• [TASK DIRECTIONS]
Nothing in the records may be left out or altered; reproduce them all exactly.

(Figure data in JSON)
++++++++++++++++++++
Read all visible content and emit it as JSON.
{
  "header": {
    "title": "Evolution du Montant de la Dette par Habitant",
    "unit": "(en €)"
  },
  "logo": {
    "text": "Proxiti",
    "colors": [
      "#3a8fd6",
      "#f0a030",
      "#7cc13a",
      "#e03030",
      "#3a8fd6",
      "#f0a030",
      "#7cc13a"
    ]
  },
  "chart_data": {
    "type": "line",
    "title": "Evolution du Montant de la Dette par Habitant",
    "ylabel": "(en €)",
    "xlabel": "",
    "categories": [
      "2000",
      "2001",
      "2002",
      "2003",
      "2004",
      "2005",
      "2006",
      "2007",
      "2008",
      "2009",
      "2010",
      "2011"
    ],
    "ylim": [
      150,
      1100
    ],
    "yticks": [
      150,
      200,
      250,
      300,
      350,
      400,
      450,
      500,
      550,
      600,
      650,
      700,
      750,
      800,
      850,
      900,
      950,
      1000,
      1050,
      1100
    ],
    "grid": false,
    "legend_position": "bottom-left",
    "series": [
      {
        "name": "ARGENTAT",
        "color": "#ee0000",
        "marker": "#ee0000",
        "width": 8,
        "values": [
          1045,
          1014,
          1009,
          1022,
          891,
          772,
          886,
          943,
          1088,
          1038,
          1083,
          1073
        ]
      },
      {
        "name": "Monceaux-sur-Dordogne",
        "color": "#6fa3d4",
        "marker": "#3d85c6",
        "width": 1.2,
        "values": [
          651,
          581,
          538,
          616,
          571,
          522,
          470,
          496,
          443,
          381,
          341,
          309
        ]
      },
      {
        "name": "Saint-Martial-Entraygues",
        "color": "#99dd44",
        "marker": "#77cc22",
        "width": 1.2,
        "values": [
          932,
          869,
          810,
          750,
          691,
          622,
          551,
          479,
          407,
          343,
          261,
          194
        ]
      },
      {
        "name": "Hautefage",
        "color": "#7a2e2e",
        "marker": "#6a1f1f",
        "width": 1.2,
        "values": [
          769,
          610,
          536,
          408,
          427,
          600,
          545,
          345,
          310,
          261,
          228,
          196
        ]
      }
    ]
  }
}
++++++++++++++++++++
• [WRITTEN SOLUTION]
Read all visible content and emit it as JSON.
{
  "header": {
    "title": "Evolution du Montant de la Dette par Habitant",
    "unit": "(en €)"
  },
  "logo": {
    "text": "Proxiti",
    "colors": [
      "#3a8fd6",
      "#f0a030",
      "#7cc13a",
      "#e03030",
      "#3a8fd6",
      "#f0a030",
      "#7cc13a"
    ]
  },
  "chart_data": {
    "type": "line",
    "title": "Evolution du Montant de la Dette par Habitant",
    "ylabel": "(en €)",
    "xlabel": "",
    "categories": [
      "2000",
      "2001",
      "2002",
      "2003",
      "2004",
      "2005",
      "2006",
      "2007",
      "2008",
      "2009",
      "2010",
      "2011"
    ],
    "ylim": [
      150,
      1100
    ],
    "yticks": [
      150,
      200,
      250,
      300,
      350,
      400,
      450,
      500,
      550,
      600,
      650,
      700,
      750,
      800,
      850,
      900,
      950,
      1000,
      1050,
      1100
    ],
    "grid": false,
    "legend_position": "bottom-left",
    "series": [
      {
        "name": "ARGENTAT",
        "color": "#ee0000",
        "marker": "#ee0000",
        "width": 8,
        "values": [
          1045,
          1014,
          1009,
          1022,
          891,
          772,
          886,
          943,
          1088,
          1038,
          1083,
          1073
        ]
      },
      {
        "name": "Monceaux-sur-Dordogne",
        "color": "#6fa3d4",
        "marker": "#3d85c6",
        "width": 1.2,
        "values": [
          651,
          581,
          538,
          616,
          571,
          522,
          470,
          496,
          443,
          381,
          341,
          309
        ]
      },
      {
        "name": "Saint-Martial-Entraygues",
        "color": "#99dd44",
        "marker": "#77cc22",
        "width": 1.2,
        "values": [
          932,
          869,
          810,
          750,
          691,
          622,
          551,
          479,
          407,
          343,
          261,
          194
        ]
      },
      {
        "name": "Hautefage",
        "color": "#7a2e2e",
        "marker": "#6a1f1f",
        "width": 1.2,
        "values": [
          769,
          610,
          536,
          408,
          427,
          600,
          545,
          345,
          310,
          261,
          228,
          196
        ]
      }
    ]
  }
}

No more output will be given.